**PROBLEM DETAILS**
Arrange the records, starting at the first line and ending at the line that contains "441, 878, 458]", as a Markdown table with the columns Row and Line, numbering each line and leaving out any blank lines.

**ITEMS**
• • • • • • •
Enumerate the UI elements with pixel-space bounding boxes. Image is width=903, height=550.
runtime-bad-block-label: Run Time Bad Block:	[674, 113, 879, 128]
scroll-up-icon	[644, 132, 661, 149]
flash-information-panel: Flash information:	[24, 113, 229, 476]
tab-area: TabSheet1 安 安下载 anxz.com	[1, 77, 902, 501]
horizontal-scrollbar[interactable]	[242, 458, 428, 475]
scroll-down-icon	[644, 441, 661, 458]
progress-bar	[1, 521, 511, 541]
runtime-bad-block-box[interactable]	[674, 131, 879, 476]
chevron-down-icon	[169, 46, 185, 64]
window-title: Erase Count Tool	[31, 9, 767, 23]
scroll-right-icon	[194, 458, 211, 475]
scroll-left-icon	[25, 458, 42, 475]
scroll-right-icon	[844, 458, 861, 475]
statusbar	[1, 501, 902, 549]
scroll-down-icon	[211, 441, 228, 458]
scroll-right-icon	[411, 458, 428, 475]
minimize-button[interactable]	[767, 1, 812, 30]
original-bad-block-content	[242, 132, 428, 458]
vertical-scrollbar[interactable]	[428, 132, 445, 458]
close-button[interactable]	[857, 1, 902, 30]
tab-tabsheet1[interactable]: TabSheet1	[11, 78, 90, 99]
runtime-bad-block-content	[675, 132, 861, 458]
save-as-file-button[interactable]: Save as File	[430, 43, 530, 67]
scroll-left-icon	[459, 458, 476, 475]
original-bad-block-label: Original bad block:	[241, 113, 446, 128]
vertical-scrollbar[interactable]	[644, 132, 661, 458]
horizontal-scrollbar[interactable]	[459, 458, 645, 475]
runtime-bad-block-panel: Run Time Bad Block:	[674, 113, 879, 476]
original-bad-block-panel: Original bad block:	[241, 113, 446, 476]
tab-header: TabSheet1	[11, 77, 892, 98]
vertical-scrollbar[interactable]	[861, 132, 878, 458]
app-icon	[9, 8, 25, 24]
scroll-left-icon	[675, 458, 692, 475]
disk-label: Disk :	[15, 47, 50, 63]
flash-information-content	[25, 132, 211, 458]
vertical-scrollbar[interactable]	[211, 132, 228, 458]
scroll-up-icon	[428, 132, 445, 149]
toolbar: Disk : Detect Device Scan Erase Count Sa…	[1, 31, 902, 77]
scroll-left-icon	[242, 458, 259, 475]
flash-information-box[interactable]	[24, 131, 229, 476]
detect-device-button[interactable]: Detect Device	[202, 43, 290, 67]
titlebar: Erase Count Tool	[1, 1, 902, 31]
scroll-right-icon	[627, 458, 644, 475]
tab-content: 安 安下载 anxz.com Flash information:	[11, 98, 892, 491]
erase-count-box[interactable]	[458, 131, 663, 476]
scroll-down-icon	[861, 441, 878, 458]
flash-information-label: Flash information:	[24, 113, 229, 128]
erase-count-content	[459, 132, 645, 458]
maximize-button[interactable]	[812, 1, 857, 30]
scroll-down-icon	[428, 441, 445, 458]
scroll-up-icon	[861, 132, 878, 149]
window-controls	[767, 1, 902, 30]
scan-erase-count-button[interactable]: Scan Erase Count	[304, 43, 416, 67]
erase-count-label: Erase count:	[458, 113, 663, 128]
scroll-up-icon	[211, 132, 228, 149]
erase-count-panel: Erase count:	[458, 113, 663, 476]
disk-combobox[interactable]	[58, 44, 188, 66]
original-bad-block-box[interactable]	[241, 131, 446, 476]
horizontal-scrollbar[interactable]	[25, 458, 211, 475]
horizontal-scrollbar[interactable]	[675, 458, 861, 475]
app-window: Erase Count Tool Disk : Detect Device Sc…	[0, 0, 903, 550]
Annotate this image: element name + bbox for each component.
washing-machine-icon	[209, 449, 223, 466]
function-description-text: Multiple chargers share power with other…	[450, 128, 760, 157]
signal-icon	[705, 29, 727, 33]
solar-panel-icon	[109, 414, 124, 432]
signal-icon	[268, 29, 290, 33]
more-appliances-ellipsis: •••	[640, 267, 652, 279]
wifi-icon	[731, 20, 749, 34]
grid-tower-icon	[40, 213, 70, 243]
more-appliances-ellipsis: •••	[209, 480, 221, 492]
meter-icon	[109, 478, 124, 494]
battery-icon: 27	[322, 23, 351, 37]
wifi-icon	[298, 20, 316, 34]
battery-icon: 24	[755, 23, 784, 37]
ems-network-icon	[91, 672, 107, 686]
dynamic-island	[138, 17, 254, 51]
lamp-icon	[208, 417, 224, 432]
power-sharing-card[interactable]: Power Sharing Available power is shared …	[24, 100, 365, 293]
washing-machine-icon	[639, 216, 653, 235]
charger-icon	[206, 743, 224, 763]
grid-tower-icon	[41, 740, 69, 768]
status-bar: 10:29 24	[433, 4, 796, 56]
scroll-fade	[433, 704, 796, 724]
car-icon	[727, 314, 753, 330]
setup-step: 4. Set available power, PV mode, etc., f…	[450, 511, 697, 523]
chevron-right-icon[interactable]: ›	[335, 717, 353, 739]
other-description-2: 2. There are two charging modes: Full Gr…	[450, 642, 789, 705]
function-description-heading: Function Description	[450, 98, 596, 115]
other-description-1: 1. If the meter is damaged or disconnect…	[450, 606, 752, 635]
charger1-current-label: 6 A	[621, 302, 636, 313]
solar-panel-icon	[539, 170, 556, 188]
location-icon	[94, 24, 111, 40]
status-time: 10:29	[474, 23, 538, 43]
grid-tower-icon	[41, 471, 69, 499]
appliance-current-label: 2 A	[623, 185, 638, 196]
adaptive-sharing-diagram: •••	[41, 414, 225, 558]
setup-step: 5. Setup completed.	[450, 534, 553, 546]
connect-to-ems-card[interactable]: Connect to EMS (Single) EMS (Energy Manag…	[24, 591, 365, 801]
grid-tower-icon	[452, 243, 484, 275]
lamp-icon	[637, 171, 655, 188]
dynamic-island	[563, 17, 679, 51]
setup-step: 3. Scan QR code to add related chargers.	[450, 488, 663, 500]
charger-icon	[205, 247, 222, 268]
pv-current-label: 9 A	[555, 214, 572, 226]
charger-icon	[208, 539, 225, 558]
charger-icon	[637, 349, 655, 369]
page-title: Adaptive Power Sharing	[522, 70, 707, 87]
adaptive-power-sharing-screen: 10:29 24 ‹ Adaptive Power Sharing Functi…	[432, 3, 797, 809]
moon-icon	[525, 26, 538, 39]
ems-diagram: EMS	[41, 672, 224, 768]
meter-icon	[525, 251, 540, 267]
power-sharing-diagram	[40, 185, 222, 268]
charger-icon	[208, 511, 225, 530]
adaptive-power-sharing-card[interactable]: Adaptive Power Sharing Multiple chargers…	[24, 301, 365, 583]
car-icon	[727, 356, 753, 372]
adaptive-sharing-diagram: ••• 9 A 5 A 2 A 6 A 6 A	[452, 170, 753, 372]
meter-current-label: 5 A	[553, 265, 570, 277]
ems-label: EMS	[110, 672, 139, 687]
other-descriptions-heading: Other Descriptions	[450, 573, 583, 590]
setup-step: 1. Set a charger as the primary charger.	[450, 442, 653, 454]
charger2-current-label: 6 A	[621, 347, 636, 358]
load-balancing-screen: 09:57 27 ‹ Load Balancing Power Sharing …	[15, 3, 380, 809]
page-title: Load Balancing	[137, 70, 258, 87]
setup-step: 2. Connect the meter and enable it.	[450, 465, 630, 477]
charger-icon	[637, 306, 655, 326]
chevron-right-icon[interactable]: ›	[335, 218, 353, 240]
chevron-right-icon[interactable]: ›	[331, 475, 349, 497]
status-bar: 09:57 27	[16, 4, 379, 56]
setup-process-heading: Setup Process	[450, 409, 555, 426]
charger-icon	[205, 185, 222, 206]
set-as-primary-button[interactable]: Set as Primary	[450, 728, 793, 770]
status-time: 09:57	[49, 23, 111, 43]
• • • • • • •
**RESULT OF THE EXERCISE**
| Row | Line |
|---|---|
| 1 | Enumerate the UI elements with pixel-space bounding boxes. Image is width=903, height=550. |
| 2 | runtime-bad-block-label: Run Time Bad Block:	[674, 113, 879, 128] |
| 3 | scroll-up-icon	[644, 132, 661, 149] |
| 4 | flash-information-panel: Flash information:	[24, 113, 229, 476] |
| 5 | tab-area: TabSheet1 安 安下载 anxz.com	[1, 77, 902, 501] |
| 6 | horizontal-scrollbar[interactable]	[242, 458, 428, 475] |
| 7 | scroll-down-icon	[644, 441, 661, 458] |
| 8 | progress-bar	[1, 521, 511, 541] |
| 9 | runtime-bad-block-box[interactable]	[674, 131, 879, 476] |
| 10 | chevron-down-icon	[169, 46, 185, 64] |
| 11 | window-title: Erase Count Tool	[31, 9, 767, 23] |
| 12 | scroll-right-icon	[194, 458, 211, 475] |
| 13 | scroll-left-icon	[25, 458, 42, 475] |
| 14 | scroll-right-icon	[844, 458, 861, 475] |
| 15 | statusbar	[1, 501, 902, 549] |
| 16 | scroll-down-icon	[211, 441, 228, 458] |
| 17 | scroll-right-icon	[411, 458, 428, 475] |
| 18 | minimize-button[interactable]	[767, 1, 812, 30] |
| 19 | original-bad-block-content	[242, 132, 428, 458] |
| 20 | vertical-scrollbar[interactable]	[428, 132, 445, 458] |
| 21 | close-button[interactable]	[857, 1, 902, 30] |
| 22 | tab-tabsheet1[interactable]: TabSheet1	[11, 78, 90, 99] |
| 23 | runtime-bad-block-content	[675, 132, 861, 458] |
| 24 | save-as-file-button[interactable]: Save as File	[430, 43, 530, 67] |
| 25 | scroll-left-icon	[459, 458, 476, 475] |
| 26 | original-bad-block-label: Original bad block:	[241, 113, 446, 128] |
| 27 | vertical-scrollbar[interactable]	[644, 132, 661, 458] |
| 28 | horizontal-scrollbar[interactable]	[459, 458, 645, 475] |
| 29 | runtime-bad-block-panel: Run Time Bad Block:	[674, 113, 879, 476] |
| 30 | original-bad-block-panel: Original bad block:	[241, 113, 446, 476] |
| 31 | tab-header: TabSheet1	[11, 77, 892, 98] |
| 32 | vertical-scrollbar[interactable]	[861, 132, 878, 458] |
| 33 | app-icon	[9, 8, 25, 24] |
| 34 | scroll-left-icon	[675, 458, 692, 475] |
| 35 | disk-label: Disk :	[15, 47, 50, 63] |
| 36 | flash-information-content	[25, 132, 211, 458] |
| 37 | vertical-scrollbar[interactable]	[211, 132, 228, 458] |
| 38 | scroll-up-icon	[428, 132, 445, 149] |
| 39 | toolbar: Disk : Detect Device Scan Erase Count Sa…	[1, 31, 902, 77] |
| 40 | scroll-left-icon	[242, 458, 259, 475] |
| 41 | flash-information-box[interactable]	[24, 131, 229, 476] |
| 42 | detect-device-button[interactable]: Detect Device	[202, 43, 290, 67] |
| 43 | titlebar: Erase Count Tool	[1, 1, 902, 31] |
| 44 | scroll-right-icon	[627, 458, 644, 475] |
| 45 | tab-content: 安 安下载 anxz.com Flash information:	[11, 98, 892, 491] |
| 46 | erase-count-box[interactable]	[458, 131, 663, 476] |
| 47 | scroll-down-icon	[861, 441, 878, 458] |